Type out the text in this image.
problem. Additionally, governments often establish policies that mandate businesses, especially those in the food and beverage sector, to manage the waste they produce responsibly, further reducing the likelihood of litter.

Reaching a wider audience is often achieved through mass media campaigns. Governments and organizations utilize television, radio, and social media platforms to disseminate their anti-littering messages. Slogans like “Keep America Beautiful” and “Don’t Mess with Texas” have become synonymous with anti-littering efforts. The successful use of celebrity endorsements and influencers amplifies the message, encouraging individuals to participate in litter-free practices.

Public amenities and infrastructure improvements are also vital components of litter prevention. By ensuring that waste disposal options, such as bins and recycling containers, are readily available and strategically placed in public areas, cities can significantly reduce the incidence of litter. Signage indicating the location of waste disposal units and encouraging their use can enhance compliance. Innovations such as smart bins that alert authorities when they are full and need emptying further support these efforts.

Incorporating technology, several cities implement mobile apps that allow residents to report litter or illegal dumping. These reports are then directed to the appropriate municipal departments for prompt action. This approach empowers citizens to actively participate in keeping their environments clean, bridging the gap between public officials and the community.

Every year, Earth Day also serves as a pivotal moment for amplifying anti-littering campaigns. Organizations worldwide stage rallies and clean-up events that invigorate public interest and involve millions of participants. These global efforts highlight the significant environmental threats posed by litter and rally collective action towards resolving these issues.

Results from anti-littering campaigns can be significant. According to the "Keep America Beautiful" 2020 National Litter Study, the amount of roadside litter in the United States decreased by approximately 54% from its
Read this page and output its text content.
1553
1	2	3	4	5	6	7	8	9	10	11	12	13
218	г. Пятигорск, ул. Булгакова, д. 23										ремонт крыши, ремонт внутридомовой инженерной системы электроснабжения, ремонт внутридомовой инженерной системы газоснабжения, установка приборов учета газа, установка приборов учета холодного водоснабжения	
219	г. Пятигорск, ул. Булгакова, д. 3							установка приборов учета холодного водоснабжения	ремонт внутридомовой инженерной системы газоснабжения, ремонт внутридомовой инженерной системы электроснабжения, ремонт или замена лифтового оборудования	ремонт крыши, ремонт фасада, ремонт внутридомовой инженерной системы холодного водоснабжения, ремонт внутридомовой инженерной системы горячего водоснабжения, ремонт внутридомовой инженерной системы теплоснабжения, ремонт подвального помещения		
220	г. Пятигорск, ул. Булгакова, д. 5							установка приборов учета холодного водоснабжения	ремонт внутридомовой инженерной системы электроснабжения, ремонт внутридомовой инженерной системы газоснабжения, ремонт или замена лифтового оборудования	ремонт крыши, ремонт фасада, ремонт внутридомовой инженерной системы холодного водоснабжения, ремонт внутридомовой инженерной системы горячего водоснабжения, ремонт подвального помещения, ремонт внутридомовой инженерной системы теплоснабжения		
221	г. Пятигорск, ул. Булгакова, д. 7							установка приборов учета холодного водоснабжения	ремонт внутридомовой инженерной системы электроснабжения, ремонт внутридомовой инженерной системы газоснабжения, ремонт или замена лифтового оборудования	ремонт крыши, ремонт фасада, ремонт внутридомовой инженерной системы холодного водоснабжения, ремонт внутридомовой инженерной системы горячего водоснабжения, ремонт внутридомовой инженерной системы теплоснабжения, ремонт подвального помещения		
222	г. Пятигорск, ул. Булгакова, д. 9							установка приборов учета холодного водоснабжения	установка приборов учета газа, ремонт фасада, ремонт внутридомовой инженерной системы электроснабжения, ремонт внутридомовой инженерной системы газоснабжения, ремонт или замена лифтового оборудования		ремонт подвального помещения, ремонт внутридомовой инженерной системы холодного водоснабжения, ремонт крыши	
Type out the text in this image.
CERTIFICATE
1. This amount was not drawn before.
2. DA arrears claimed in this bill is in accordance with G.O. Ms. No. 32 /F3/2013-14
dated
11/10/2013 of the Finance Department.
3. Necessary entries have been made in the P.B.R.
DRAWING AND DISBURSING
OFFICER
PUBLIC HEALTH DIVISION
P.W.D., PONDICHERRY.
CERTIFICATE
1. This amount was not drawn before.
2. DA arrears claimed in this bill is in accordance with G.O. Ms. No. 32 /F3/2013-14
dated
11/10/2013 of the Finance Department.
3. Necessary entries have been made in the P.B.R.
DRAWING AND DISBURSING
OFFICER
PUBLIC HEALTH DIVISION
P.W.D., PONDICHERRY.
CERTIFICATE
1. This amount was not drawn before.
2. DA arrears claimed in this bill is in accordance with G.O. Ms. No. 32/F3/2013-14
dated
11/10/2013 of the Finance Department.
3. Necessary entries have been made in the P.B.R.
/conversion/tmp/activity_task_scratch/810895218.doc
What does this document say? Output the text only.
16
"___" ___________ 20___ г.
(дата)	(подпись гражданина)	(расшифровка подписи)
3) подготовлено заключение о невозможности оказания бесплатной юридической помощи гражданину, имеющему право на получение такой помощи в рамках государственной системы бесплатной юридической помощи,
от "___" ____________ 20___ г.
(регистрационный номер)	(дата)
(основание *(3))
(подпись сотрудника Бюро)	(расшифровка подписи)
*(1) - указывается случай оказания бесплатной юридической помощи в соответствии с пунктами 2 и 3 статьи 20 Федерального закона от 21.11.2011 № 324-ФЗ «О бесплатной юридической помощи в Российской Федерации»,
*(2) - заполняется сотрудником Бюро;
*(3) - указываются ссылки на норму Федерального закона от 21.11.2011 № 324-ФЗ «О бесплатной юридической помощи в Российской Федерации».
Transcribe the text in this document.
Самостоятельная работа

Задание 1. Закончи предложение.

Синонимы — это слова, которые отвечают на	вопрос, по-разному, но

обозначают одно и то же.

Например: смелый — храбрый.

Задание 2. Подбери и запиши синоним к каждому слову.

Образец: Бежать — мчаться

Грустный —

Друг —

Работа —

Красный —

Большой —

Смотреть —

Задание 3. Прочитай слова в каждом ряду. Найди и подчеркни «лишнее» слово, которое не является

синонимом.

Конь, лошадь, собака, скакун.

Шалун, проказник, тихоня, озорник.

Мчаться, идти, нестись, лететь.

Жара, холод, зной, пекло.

# STATED GOAL
Gather every line containing the word "they" and copy it.

# THE RESPONSE
problem. Additionally, governments often establish policies that mandate businesses, especially those in the food and beverage sector, to manage the waste they produce responsibly, further reducing the likelihood of litter.
Public amenities and infrastructure improvements are also vital components of litter prevention. By ensuring that waste disposal options, such as bins and recycling containers, are readily available and strategically placed in public areas, cities can significantly reduce the incidence of litter. Signage indicating the location of waste disposal units and encouraging their use can enhance compliance. Innovations such as smart bins that alert authorities when they are full and need emptying further support these efforts.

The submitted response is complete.